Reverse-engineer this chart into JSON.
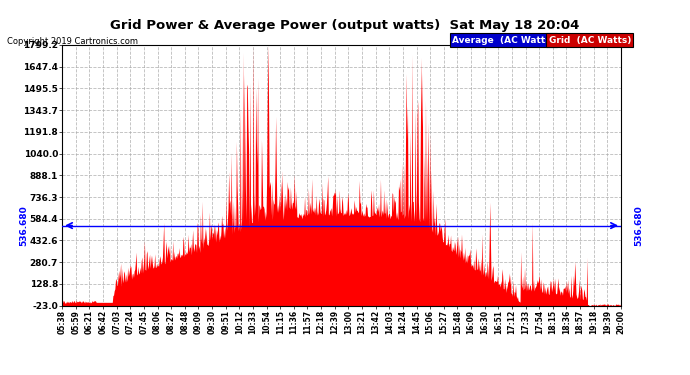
{
  "title": "Grid Power & Average Power (output watts)  Sat May 18 20:04",
  "copyright": "Copyright 2019 Cartronics.com",
  "average_value": 536.68,
  "y_ticks": [
    -23.0,
    128.8,
    280.7,
    432.6,
    584.4,
    736.3,
    888.1,
    1040.0,
    1191.8,
    1343.7,
    1495.5,
    1647.4,
    1799.2
  ],
  "ylim_min": -23.0,
  "ylim_max": 1799.2,
  "x_labels": [
    "05:38",
    "05:59",
    "06:21",
    "06:42",
    "07:03",
    "07:24",
    "07:45",
    "08:06",
    "08:27",
    "08:48",
    "09:09",
    "09:30",
    "09:51",
    "10:12",
    "10:33",
    "10:54",
    "11:15",
    "11:36",
    "11:57",
    "12:18",
    "12:39",
    "13:00",
    "13:21",
    "13:42",
    "14:03",
    "14:24",
    "14:45",
    "15:06",
    "15:27",
    "15:48",
    "16:09",
    "16:30",
    "16:51",
    "17:12",
    "17:33",
    "17:54",
    "18:15",
    "18:36",
    "18:57",
    "19:18",
    "19:39",
    "20:00"
  ],
  "grid_fill_color": "#ff0000",
  "average_line_color": "#0000ff",
  "bg_color": "#ffffff",
  "grid_line_color": "#aaaaaa",
  "legend_avg_color": "#0000cc",
  "legend_grid_color": "#cc0000"
}
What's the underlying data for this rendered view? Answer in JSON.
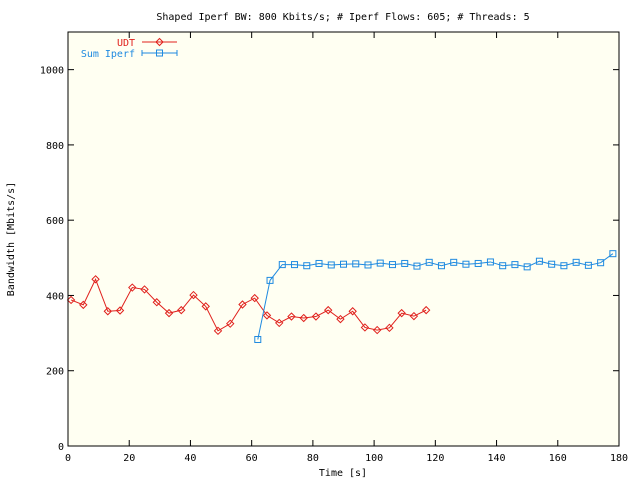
{
  "chart_data": {
    "type": "line",
    "title": "Shaped Iperf BW: 800 Kbits/s; # Iperf Flows: 605; # Threads: 5",
    "xlabel": "Time [s]",
    "ylabel": "Bandwidth [Mbits/s]",
    "xlim": [
      0,
      180
    ],
    "ylim": [
      0,
      1100
    ],
    "xticks": [
      0,
      20,
      40,
      60,
      80,
      100,
      120,
      140,
      160,
      180
    ],
    "yticks": [
      0,
      200,
      400,
      600,
      800,
      1000
    ],
    "grid": false,
    "legend_position": "top-left",
    "series": [
      {
        "name": "UDT",
        "color": "#e0201c",
        "marker": "diamond",
        "x": [
          1,
          5,
          9,
          13,
          17,
          21,
          25,
          29,
          33,
          37,
          41,
          45,
          49,
          53,
          57,
          61,
          65,
          69,
          73,
          77,
          81,
          85,
          89,
          93,
          97,
          101,
          105,
          109,
          113,
          117
        ],
        "y": [
          388,
          375,
          443,
          358,
          360,
          421,
          416,
          382,
          353,
          361,
          401,
          371,
          306,
          325,
          376,
          393,
          347,
          327,
          344,
          340,
          344,
          361,
          337,
          358,
          315,
          308,
          314,
          353,
          345,
          361
        ]
      },
      {
        "name": "Sum Iperf",
        "color": "#1f8ae0",
        "marker": "square",
        "x": [
          62,
          66,
          70,
          74,
          78,
          82,
          86,
          90,
          94,
          98,
          102,
          106,
          110,
          114,
          118,
          122,
          126,
          130,
          134,
          138,
          142,
          146,
          150,
          154,
          158,
          162,
          166,
          170,
          174,
          178
        ],
        "y": [
          283,
          440,
          482,
          482,
          479,
          485,
          481,
          483,
          484,
          481,
          486,
          482,
          485,
          478,
          488,
          479,
          488,
          483,
          485,
          489,
          479,
          482,
          476,
          491,
          483,
          479,
          488,
          480,
          487,
          511
        ]
      }
    ]
  }
}
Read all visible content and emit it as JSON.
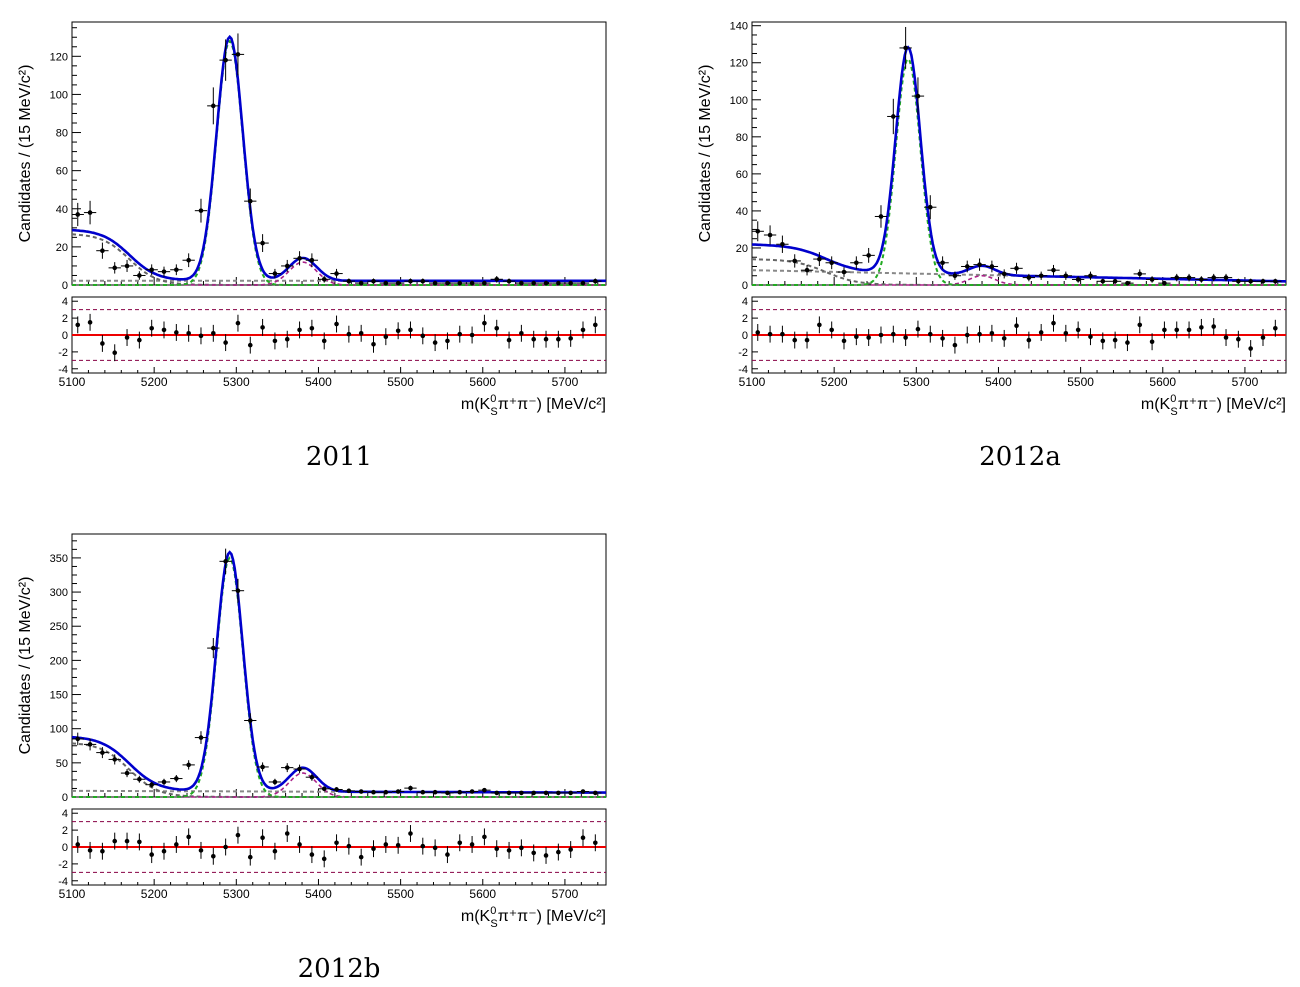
{
  "figure": {
    "xlabel_main": "m(K",
    "xlabel_sup": "0",
    "xlabel_sub": "S",
    "xlabel_rest": "π⁺π⁻) [MeV/c²]",
    "ylabel": "Candidates / (15 MeV/c²)",
    "captions": [
      "2011",
      "2012a",
      "2012b"
    ]
  },
  "colors": {
    "data": "#000000",
    "total_fit": "#0000cc",
    "signal": "#22aa22",
    "bs_component": "#aa2288",
    "combinatorial": "#888888",
    "partial_reco": "#666666",
    "pull_zero": "#ee0000",
    "pull_band": "#880044"
  },
  "chart_data": [
    {
      "type": "line",
      "title": "2011",
      "xlabel": "m(K_S^0 π+π-) [MeV/c^2]",
      "ylabel": "Candidates / (15 MeV/c^2)",
      "xlim": [
        5100,
        5750
      ],
      "ylim": [
        0,
        138
      ],
      "yticks": [
        0,
        20,
        40,
        60,
        80,
        100,
        120
      ],
      "xticks": [
        5100,
        5200,
        5300,
        5400,
        5500,
        5600,
        5700
      ],
      "model": {
        "A_sig": 128,
        "mu": 5292,
        "sigma": 16,
        "A_bs": 12,
        "mu_bs": 5381,
        "A_pr": 27,
        "pr_end": 5170,
        "pr_width": 48,
        "comb0": 2.2,
        "comb_slope": 0.0
      },
      "x": [
        5107,
        5122,
        5137,
        5152,
        5167,
        5182,
        5197,
        5212,
        5227,
        5242,
        5257,
        5272,
        5287,
        5302,
        5317,
        5332,
        5347,
        5362,
        5377,
        5392,
        5407,
        5422,
        5437,
        5452,
        5467,
        5482,
        5497,
        5512,
        5527,
        5542,
        5557,
        5572,
        5587,
        5602,
        5617,
        5632,
        5647,
        5662,
        5677,
        5692,
        5707,
        5722,
        5737
      ],
      "y": [
        37,
        38,
        18,
        9,
        10,
        5,
        8,
        7,
        8,
        13,
        39,
        94,
        118,
        121,
        44,
        22,
        6,
        10,
        14,
        13,
        3,
        6,
        2,
        1,
        2,
        1,
        1,
        2,
        2,
        1,
        1,
        1,
        1,
        1,
        3,
        2,
        1,
        1,
        1,
        1,
        1,
        1,
        2
      ],
      "pulls": [
        1.2,
        1.5,
        -1.0,
        -2.1,
        -0.3,
        -0.6,
        0.8,
        0.6,
        0.3,
        0.2,
        -0.1,
        0.2,
        -0.9,
        1.4,
        -1.2,
        0.9,
        -0.7,
        -0.5,
        0.6,
        0.8,
        -0.7,
        1.3,
        0.1,
        0.2,
        -1.1,
        -0.2,
        0.5,
        0.6,
        -0.1,
        -0.9,
        -0.7,
        0.1,
        0.0,
        1.4,
        0.8,
        -0.6,
        0.2,
        -0.5,
        -0.5,
        -0.5,
        -0.4,
        0.6,
        1.2
      ],
      "pull_ylim": [
        -4.5,
        4.5
      ],
      "pull_band": [
        -3,
        3
      ],
      "pull_yticks": [
        -4,
        -2,
        0,
        2,
        4
      ]
    },
    {
      "type": "line",
      "title": "2012a",
      "xlabel": "m(K_S^0 π+π-) [MeV/c^2]",
      "ylabel": "Candidates / (15 MeV/c^2)",
      "xlim": [
        5100,
        5750
      ],
      "ylim": [
        0,
        142
      ],
      "yticks": [
        0,
        20,
        40,
        60,
        80,
        100,
        120,
        140
      ],
      "xticks": [
        5100,
        5200,
        5300,
        5400,
        5500,
        5600,
        5700
      ],
      "model": {
        "A_sig": 122,
        "mu": 5290,
        "sigma": 15,
        "A_bs": 5,
        "mu_bs": 5380,
        "A_pr": 14,
        "pr_end": 5190,
        "pr_width": 55,
        "comb0": 8.0,
        "comb_slope": -0.0093
      },
      "x": [
        5107,
        5122,
        5137,
        5152,
        5167,
        5182,
        5197,
        5212,
        5227,
        5242,
        5257,
        5272,
        5287,
        5302,
        5317,
        5332,
        5347,
        5362,
        5377,
        5392,
        5407,
        5422,
        5437,
        5452,
        5467,
        5482,
        5497,
        5512,
        5527,
        5542,
        5557,
        5572,
        5587,
        5602,
        5617,
        5632,
        5647,
        5662,
        5677,
        5692,
        5707,
        5722,
        5737
      ],
      "y": [
        29,
        27,
        22,
        13,
        8,
        14,
        12,
        7,
        12,
        16,
        37,
        91,
        128,
        102,
        42,
        12,
        5,
        10,
        11,
        10,
        6,
        9,
        4,
        5,
        8,
        5,
        3,
        5,
        2,
        2,
        1,
        6,
        3,
        1,
        4,
        4,
        3,
        4,
        4,
        2,
        2,
        2,
        2
      ],
      "pulls": [
        0.3,
        0.1,
        0.1,
        -0.6,
        -0.6,
        1.2,
        0.6,
        -0.7,
        -0.2,
        -0.3,
        0.0,
        0.1,
        -0.3,
        0.7,
        0.1,
        -0.4,
        -1.2,
        0.0,
        0.1,
        0.2,
        -0.4,
        1.1,
        -0.6,
        0.3,
        1.4,
        0.2,
        0.6,
        -0.2,
        -0.7,
        -0.6,
        -0.9,
        1.2,
        -0.8,
        0.6,
        0.6,
        0.6,
        0.9,
        1.0,
        -0.3,
        -0.5,
        -1.6,
        -0.3,
        0.8
      ],
      "pull_ylim": [
        -4.5,
        4.5
      ],
      "pull_band": [
        -3,
        3
      ],
      "pull_yticks": [
        -4,
        -2,
        0,
        2,
        4
      ]
    },
    {
      "type": "line",
      "title": "2012b",
      "xlabel": "m(K_S^0 π+π-) [MeV/c^2]",
      "ylabel": "Candidates / (15 MeV/c^2)",
      "xlim": [
        5100,
        5750
      ],
      "ylim": [
        0,
        385
      ],
      "yticks": [
        0,
        50,
        100,
        150,
        200,
        250,
        300,
        350
      ],
      "xticks": [
        5100,
        5200,
        5300,
        5400,
        5500,
        5600,
        5700
      ],
      "model": {
        "A_sig": 350,
        "mu": 5292,
        "sigma": 16,
        "A_bs": 35,
        "mu_bs": 5381,
        "A_pr": 80,
        "pr_end": 5170,
        "pr_width": 50,
        "comb0": 9.0,
        "comb_slope": -0.004
      },
      "x": [
        5107,
        5122,
        5137,
        5152,
        5167,
        5182,
        5197,
        5212,
        5227,
        5242,
        5257,
        5272,
        5287,
        5302,
        5317,
        5332,
        5347,
        5362,
        5377,
        5392,
        5407,
        5422,
        5437,
        5452,
        5467,
        5482,
        5497,
        5512,
        5527,
        5542,
        5557,
        5572,
        5587,
        5602,
        5617,
        5632,
        5647,
        5662,
        5677,
        5692,
        5707,
        5722,
        5737
      ],
      "y": [
        85,
        77,
        65,
        55,
        35,
        26,
        18,
        22,
        27,
        47,
        87,
        218,
        345,
        302,
        112,
        44,
        22,
        43,
        41,
        29,
        12,
        11,
        9,
        8,
        7,
        7,
        8,
        13,
        7,
        7,
        6,
        7,
        8,
        10,
        6,
        6,
        6,
        6,
        6,
        6,
        6,
        8,
        6
      ],
      "pulls": [
        0.3,
        -0.4,
        -0.5,
        0.7,
        0.7,
        0.6,
        -0.9,
        -0.5,
        0.3,
        1.2,
        -0.4,
        -1.1,
        0.0,
        1.4,
        -1.2,
        1.1,
        -0.5,
        1.6,
        0.3,
        -0.9,
        -1.4,
        0.5,
        0.1,
        -1.2,
        -0.2,
        0.3,
        0.2,
        1.6,
        0.1,
        -0.1,
        -0.9,
        0.5,
        0.3,
        1.2,
        -0.2,
        -0.4,
        -0.1,
        -0.7,
        -1.0,
        -0.6,
        -0.3,
        1.1,
        0.5
      ],
      "pull_ylim": [
        -4.5,
        4.5
      ],
      "pull_band": [
        -3,
        3
      ],
      "pull_yticks": [
        -4,
        -2,
        0,
        2,
        4
      ]
    }
  ]
}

» **PROBLEM REQUIREMENTS**
Provide only the count of lines in the material above that hold the word "JSON".

» **ANSWER BELOW**
3